**Problem**. Write out all the entries word for word and omit any pictures.

**Extracted records**.
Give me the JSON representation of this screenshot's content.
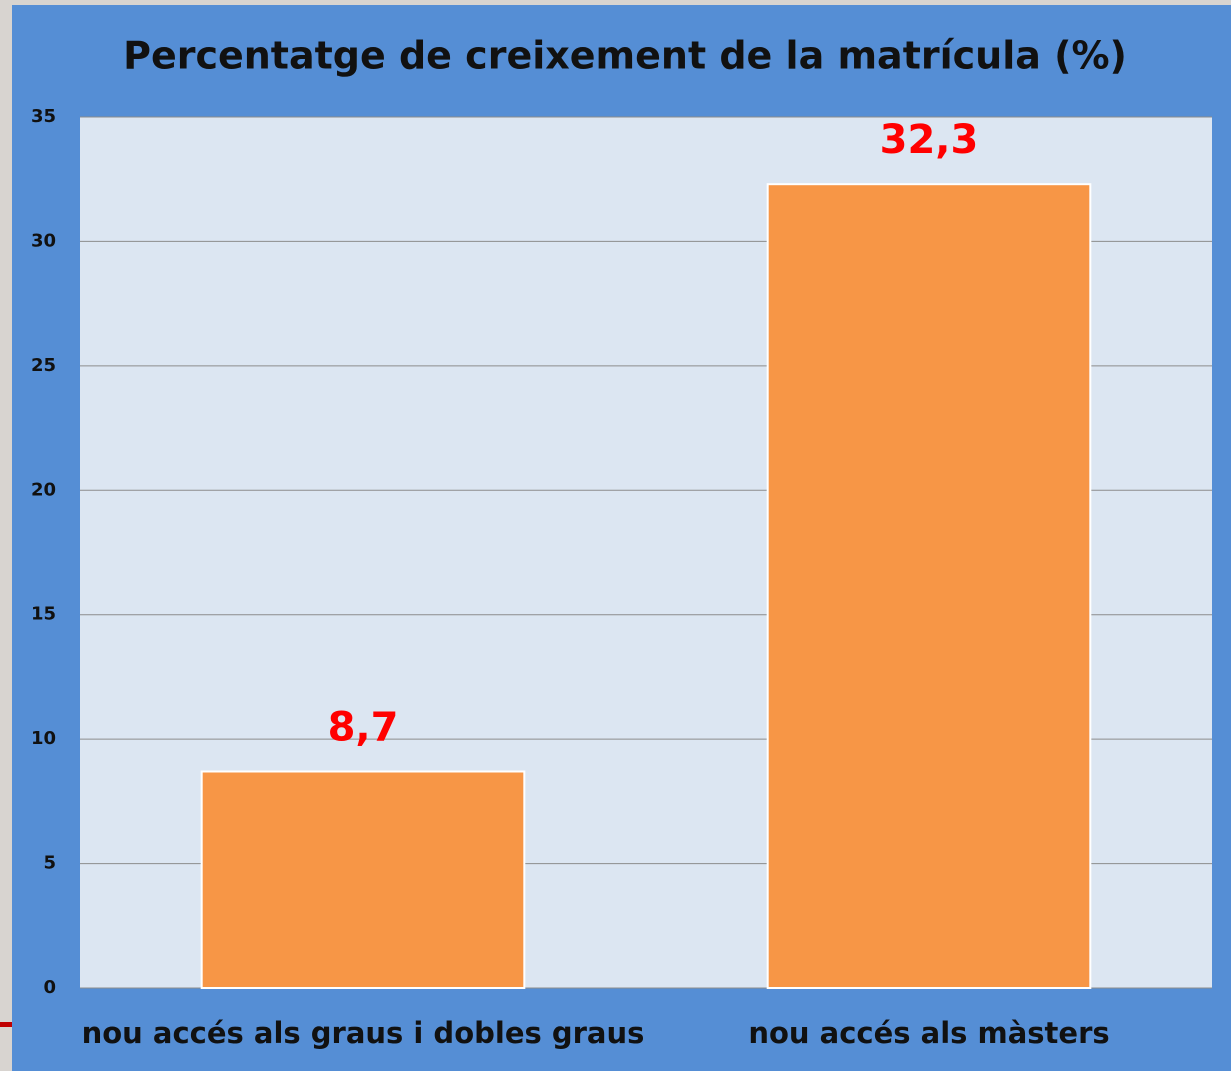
{
  "chart_data": {
    "type": "bar",
    "title": "Percentatge de creixement de la matrícula (%)",
    "categories": [
      "nou accés als graus i dobles graus",
      "nou accés als màsters"
    ],
    "values": [
      8.7,
      32.3
    ],
    "value_labels": [
      "8,7",
      "32,3"
    ],
    "color": "#f79646",
    "ylim": [
      0,
      35
    ],
    "yticks": [
      0,
      5,
      10,
      15,
      20,
      25,
      30,
      35
    ],
    "grid": true
  }
}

**Answer to this exercise**.
Give me the JSON representation of this screenshot's content.
{
  "chart_data": {
    "type": "bar",
    "title": "Percentatge de creixement de la matrícula (%)",
    "categories": [
      "nou accés als graus i dobles graus",
      "nou accés als màsters"
    ],
    "values": [
      8.7,
      32.3
    ],
    "value_labels": [
      "8,7",
      "32,3"
    ],
    "color": "#f79646",
    "ylim": [
      0,
      35
    ],
    "yticks": [
      0,
      5,
      10,
      15,
      20,
      25,
      30,
      35
    ],
    "grid": true
  }
}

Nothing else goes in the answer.